Skip the pictures and repeat each line of the data exactly.

— BEGIN —

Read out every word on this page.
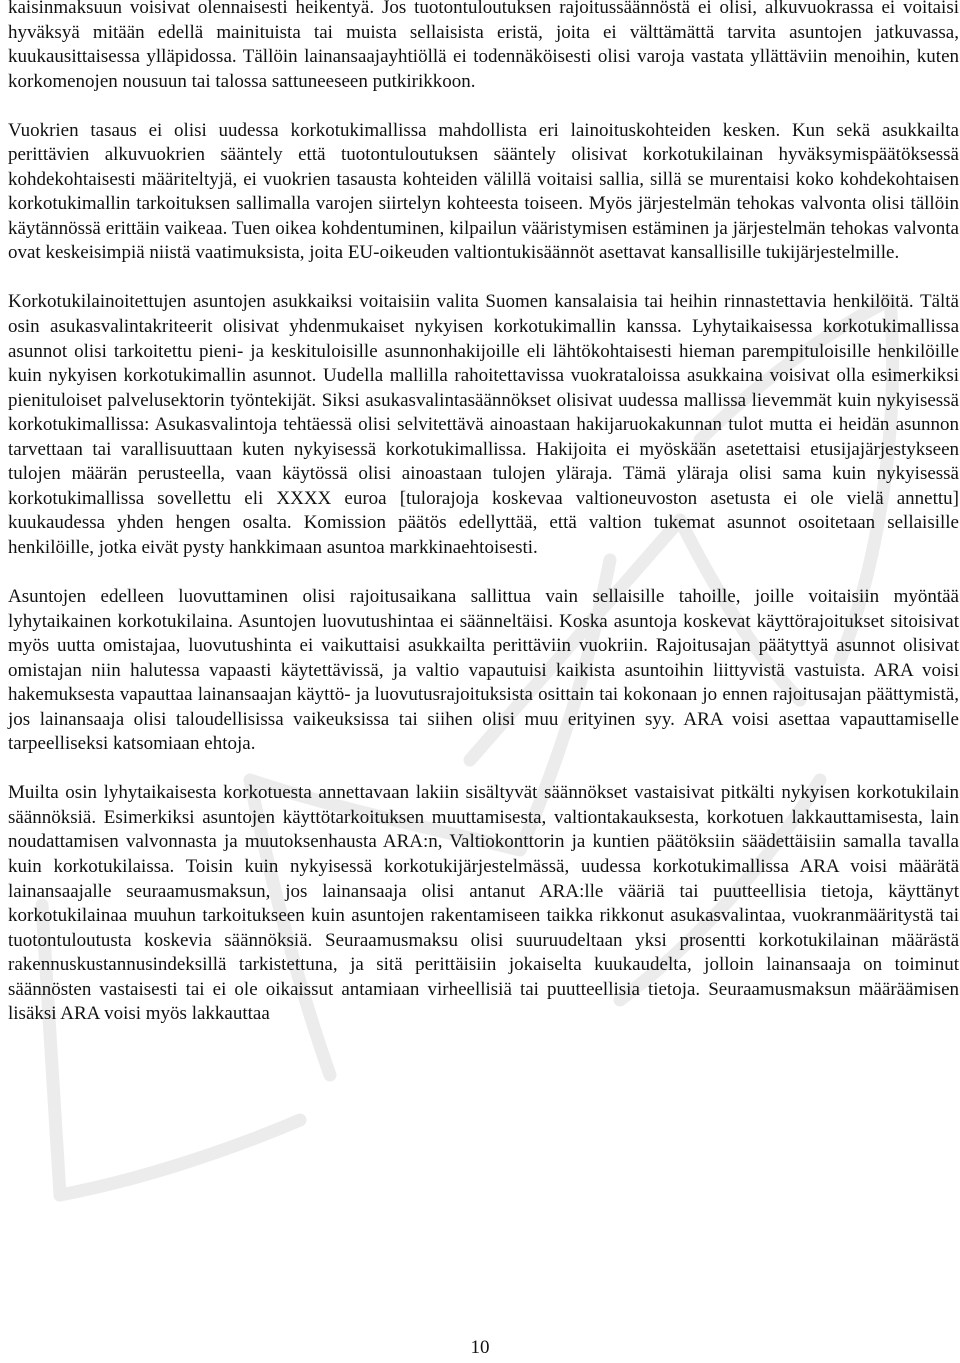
kaisinmaksuun voisivat olennaisesti heikentyä. Jos tuotontuloutuksen rajoitussäännöstä ei olisi, alkuvuokrassa ei voitaisi hyväksyä mitään edellä mainituista tai muista sellaisista eristä, joita ei välttämättä tarvita asuntojen jatkuvassa, kuukausittaisessa ylläpidossa. Tällöin lainansaajayhtiöllä ei todennäköisesti olisi varoja vastata yllättäviin menoihin, kuten korkomenojen nousuun tai talossa sattuneeseen putkirikkoon.

Vuokrien tasaus ei olisi uudessa korkotukimallissa mahdollista eri lainoituskohteiden kesken. Kun sekä asukkailta perittävien alkuvuokrien sääntely että tuotontuloutuksen sääntely olisivat korkotukilainan hyväksymispäätöksessä kohdekohtaisesti määriteltyjä, ei vuokrien tasausta kohteiden välillä voitaisi sallia, sillä se murentaisi koko kohdekohtaisen korkotukimallin tarkoituksen sallimalla varojen siirtelyn kohteesta toiseen. Myös järjestelmän tehokas valvonta olisi tällöin käytännössä erittäin vaikeaa. Tuen oikea kohdentuminen, kilpailun vääristymisen estäminen ja järjestelmän tehokas valvonta ovat keskeisimpiä niistä vaatimuksista, joita EU-oikeuden valtiontukisäännöt asettavat kansallisille tukijärjestelmille.

Korkotukilainoitettujen asuntojen asukkaiksi voitaisiin valita Suomen kansalaisia tai heihin rinnastettavia henkilöitä. Tältä osin asukasvalintakriteerit olisivat yhdenmukaiset nykyisen korkotukimallin kanssa. Lyhytaikaisessa korkotukimallissa asunnot olisi tarkoitettu pieni- ja keskituloisille asunnonhakijoille eli lähtökohtaisesti hieman parempituloisille henkilöille kuin nykyisen korkotukimallin asunnot. Uudella mallilla rahoitettavissa vuokrataloissa asukkaina voisivat olla esimerkiksi pienituloiset palvelusektorin työntekijät. Siksi asukasvalintasäännökset olisivat uudessa mallissa lievemmät kuin nykyisessä korkotukimallissa: Asukasvalintoja tehtäessä olisi selvitettävä ainoastaan hakijaruokakunnan tulot mutta ei heidän asunnon tarvettaan tai varallisuuttaan kuten nykyisessä korkotukimallissa. Hakijoita ei myöskään asetettaisi etusijajärjestykseen tulojen määrän perusteella, vaan käytössä olisi ainoastaan tulojen yläraja. Tämä yläraja olisi sama kuin nykyisessä korkotukimallissa sovellettu eli XXXX euroa [tulorajoja koskevaa valtioneuvoston asetusta ei ole vielä annettu] kuukaudessa yhden hengen osalta. Komission päätös edellyttää, että valtion tukemat asunnot osoitetaan sellaisille henkilöille, jotka eivät pysty hankkimaan asuntoa markkinaehtoisesti.

Asuntojen edelleen luovuttaminen olisi rajoitusaikana sallittua vain sellaisille tahoille, joille voitaisiin myöntää lyhytaikainen korkotukilaina. Asuntojen luovutushintaa ei säänneltäisi. Koska asuntoja koskevat käyttörajoitukset sitoisivat myös uutta omistajaa, luovutushinta ei vaikuttaisi asukkailta perittäviin vuokriin. Rajoitusajan päätyttyä asunnot olisivat omistajan niin halutessa vapaasti käytettävissä, ja valtio vapautuisi kaikista asuntoihin liittyvistä vastuista. ARA voisi hakemuksesta vapauttaa lainansaajan käyttö- ja luovutusrajoituksista osittain tai kokonaan jo ennen rajoitusajan päättymistä, jos lainansaaja olisi taloudellisissa vaikeuksissa tai siihen olisi muu erityinen syy. ARA voisi asettaa vapauttamiselle tarpeelliseksi katsomiaan ehtoja.

Muilta osin lyhytaikaisesta korkotuesta annettavaan lakiin sisältyvät säännökset vastaisivat pitkälti nykyisen korkotukilain säännöksiä. Esimerkiksi asuntojen käyttötarkoituksen muuttamisesta, valtiontakauksesta, korkotuen lakkauttamisesta, lain noudattamisen valvonnasta ja muutoksenhausta ARA:n, Valtiokonttorin ja kuntien päätöksiin säädettäisiin samalla tavalla kuin korkotukilaissa. Toisin kuin nykyisessä korkotukijärjestelmässä, uudessa korkotukimallissa ARA voisi määrätä lainansaajalle seuraamusmaksun, jos lainansaaja olisi antanut ARA:lle vääriä tai puutteellisia tietoja, käyttänyt korkotukilainaa muuhun tarkoitukseen kuin asuntojen rakentamiseen taikka rikkonut asukasvalintaa, vuokranmääritystä tai tuotontuloutusta koskevia säännöksiä. Seuraamusmaksu olisi suuruudeltaan yksi prosentti korkotukilainan määrästä rakennuskustannusindeksillä tarkistettuna, ja sitä perittäisiin jokaiselta kuukaudelta, jolloin lainansaaja on toiminut säännösten vastaisesti tai ei ole oikaissut antamiaan virheellisiä tai puutteellisia tietoja. Seuraamusmaksun määräämisen lisäksi ARA voisi myös lakkauttaa

10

— END —

▸ Problem solution
Read out every word on this page.
kaisinmaksuun voisivat olennaisesti heikentyä. Jos tuotontuloutuksen rajoitussäännöstä ei olisi, alkuvuokrassa ei voitaisi hyväksyä mitään edellä mainituista tai muista sellaisista eristä, joita ei välttämättä tarvita asuntojen jatkuvassa, kuukausittaisessa ylläpidossa. Tällöin lainansaajayhtiöllä ei todennäköisesti olisi varoja vastata yllättäviin menoihin, kuten korkomenojen nousuun tai talossa sattuneeseen putkirikkoon.

Vuokrien tasaus ei olisi uudessa korkotukimallissa mahdollista eri lainoituskohteiden kesken. Kun sekä asukkailta perittävien alkuvuokrien sääntely että tuotontuloutuksen sääntely olisivat korkotukilainan hyväksymispäätöksessä kohdekohtaisesti määriteltyjä, ei vuokrien tasausta kohteiden välillä voitaisi sallia, sillä se murentaisi koko kohdekohtaisen korkotukimallin tarkoituksen sallimalla varojen siirtelyn kohteesta toiseen. Myös järjestelmän tehokas valvonta olisi tällöin käytännössä erittäin vaikeaa. Tuen oikea kohdentuminen, kilpailun vääristymisen estäminen ja järjestelmän tehokas valvonta ovat keskeisimpiä niistä vaatimuksista, joita EU-oikeuden valtiontukisäännöt asettavat kansallisille tukijärjestelmille.

Korkotukilainoitettujen asuntojen asukkaiksi voitaisiin valita Suomen kansalaisia tai heihin rinnastettavia henkilöitä. Tältä osin asukasvalintakriteerit olisivat yhdenmukaiset nykyisen korkotukimallin kanssa. Lyhytaikaisessa korkotukimallissa asunnot olisi tarkoitettu pieni- ja keskituloisille asunnonhakijoille eli lähtökohtaisesti hieman parempituloisille henkilöille kuin nykyisen korkotukimallin asunnot. Uudella mallilla rahoitettavissa vuokrataloissa asukkaina voisivat olla esimerkiksi pienituloiset palvelusektorin työntekijät. Siksi asukasvalintasäännökset olisivat uudessa mallissa lievemmät kuin nykyisessä korkotukimallissa: Asukasvalintoja tehtäessä olisi selvitettävä ainoastaan hakijaruokakunnan tulot mutta ei heidän asunnon tarvettaan tai varallisuuttaan kuten nykyisessä korkotukimallissa. Hakijoita ei myöskään asetettaisi etusijajärjestykseen tulojen määrän perusteella, vaan käytössä olisi ainoastaan tulojen yläraja. Tämä yläraja olisi sama kuin nykyisessä korkotukimallissa sovellettu eli XXXX euroa [tulorajoja koskevaa valtioneuvoston asetusta ei ole vielä annettu] kuukaudessa yhden hengen osalta. Komission päätös edellyttää, että valtion tukemat asunnot osoitetaan sellaisille henkilöille, jotka eivät pysty hankkimaan asuntoa markkinaehtoisesti.

Asuntojen edelleen luovuttaminen olisi rajoitusaikana sallittua vain sellaisille tahoille, joille voitaisiin myöntää lyhytaikainen korkotukilaina. Asuntojen luovutushintaa ei säänneltäisi. Koska asuntoja koskevat käyttörajoitukset sitoisivat myös uutta omistajaa, luovutushinta ei vaikuttaisi asukkailta perittäviin vuokriin. Rajoitusajan päätyttyä asunnot olisivat omistajan niin halutessa vapaasti käytettävissä, ja valtio vapautuisi kaikista asuntoihin liittyvistä vastuista. ARA voisi hakemuksesta vapauttaa lainansaajan käyttö- ja luovutusrajoituksista osittain tai kokonaan jo ennen rajoitusajan päättymistä, jos lainansaaja olisi taloudellisissa vaikeuksissa tai siihen olisi muu erityinen syy. ARA voisi asettaa vapauttamiselle tarpeelliseksi katsomiaan ehtoja.

Muilta osin lyhytaikaisesta korkotuesta annettavaan lakiin sisältyvät säännökset vastaisivat pitkälti nykyisen korkotukilain säännöksiä. Esimerkiksi asuntojen käyttötarkoituksen muuttamisesta, valtiontakauksesta, korkotuen lakkauttamisesta, lain noudattamisen valvonnasta ja muutoksenhausta ARA:n, Valtiokonttorin ja kuntien päätöksiin säädettäisiin samalla tavalla kuin korkotukilaissa. Toisin kuin nykyisessä korkotukijärjestelmässä, uudessa korkotukimallissa ARA voisi määrätä lainansaajalle seuraamusmaksun, jos lainansaaja olisi antanut ARA:lle vääriä tai puutteellisia tietoja, käyttänyt korkotukilainaa muuhun tarkoitukseen kuin asuntojen rakentamiseen taikka rikkonut asukasvalintaa, vuokranmääritystä tai tuotontuloutusta koskevia säännöksiä. Seuraamusmaksu olisi suuruudeltaan yksi prosentti korkotukilainan määrästä rakennuskustannusindeksillä tarkistettuna, ja sitä perittäisiin jokaiselta kuukaudelta, jolloin lainansaaja on toiminut säännösten vastaisesti tai ei ole oikaissut antamiaan virheellisiä tai puutteellisia tietoja. Seuraamusmaksun määräämisen lisäksi ARA voisi myös lakkauttaa

10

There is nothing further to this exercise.